* **WORK TO BE COMPLETED**: Count every line that has the word "title" in it; give no more than the number.

* **INPUT RECORDS**:
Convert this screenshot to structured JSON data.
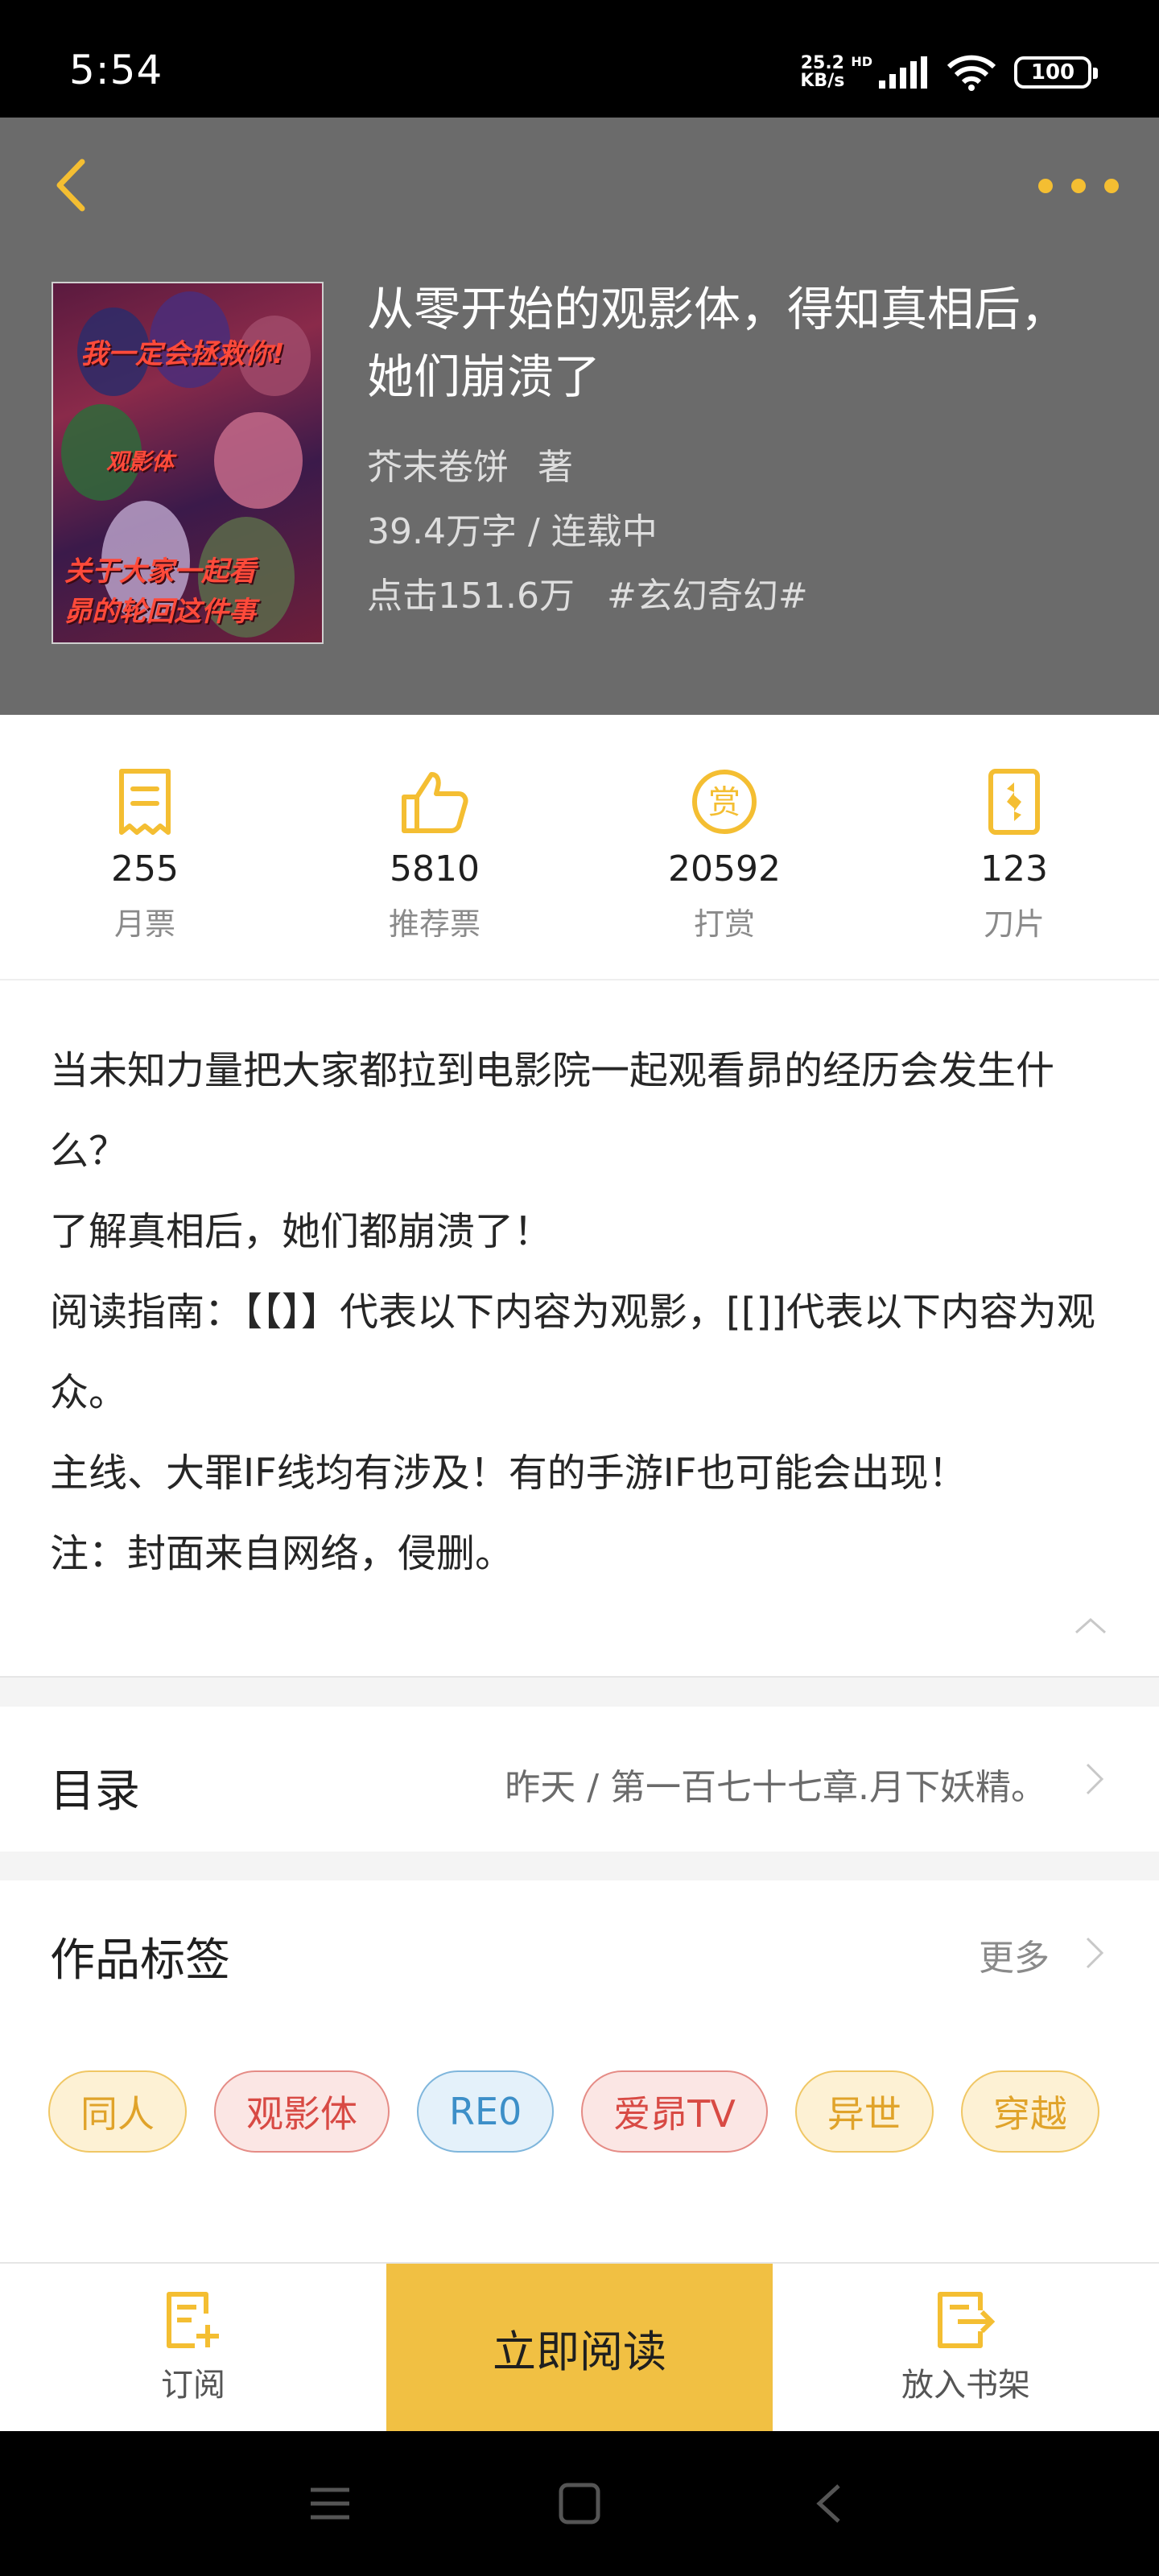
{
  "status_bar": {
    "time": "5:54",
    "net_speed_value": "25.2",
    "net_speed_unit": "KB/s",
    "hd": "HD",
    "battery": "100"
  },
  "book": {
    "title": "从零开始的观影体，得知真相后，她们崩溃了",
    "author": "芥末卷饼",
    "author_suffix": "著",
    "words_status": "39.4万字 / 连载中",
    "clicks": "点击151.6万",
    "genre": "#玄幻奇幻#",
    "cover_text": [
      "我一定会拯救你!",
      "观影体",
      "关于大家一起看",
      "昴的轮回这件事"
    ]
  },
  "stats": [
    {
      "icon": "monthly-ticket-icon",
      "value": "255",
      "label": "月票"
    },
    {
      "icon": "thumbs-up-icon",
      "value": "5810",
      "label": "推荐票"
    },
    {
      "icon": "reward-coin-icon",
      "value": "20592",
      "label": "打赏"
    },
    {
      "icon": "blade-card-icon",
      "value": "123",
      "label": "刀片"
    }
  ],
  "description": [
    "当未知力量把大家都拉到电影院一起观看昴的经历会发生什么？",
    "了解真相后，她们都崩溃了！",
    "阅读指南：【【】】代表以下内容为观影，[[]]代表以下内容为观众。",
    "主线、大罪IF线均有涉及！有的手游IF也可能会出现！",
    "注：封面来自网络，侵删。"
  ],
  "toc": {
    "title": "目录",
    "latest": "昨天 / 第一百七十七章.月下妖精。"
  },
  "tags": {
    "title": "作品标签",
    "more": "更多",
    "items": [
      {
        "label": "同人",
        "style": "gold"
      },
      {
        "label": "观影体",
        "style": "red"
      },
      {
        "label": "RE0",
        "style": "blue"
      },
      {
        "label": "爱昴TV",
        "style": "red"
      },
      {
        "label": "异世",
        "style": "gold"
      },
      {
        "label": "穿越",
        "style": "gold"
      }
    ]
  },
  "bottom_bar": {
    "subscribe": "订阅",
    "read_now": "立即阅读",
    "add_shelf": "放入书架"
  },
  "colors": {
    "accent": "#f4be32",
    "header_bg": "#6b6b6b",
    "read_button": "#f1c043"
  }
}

* **EXERCISE ANSWER**: 3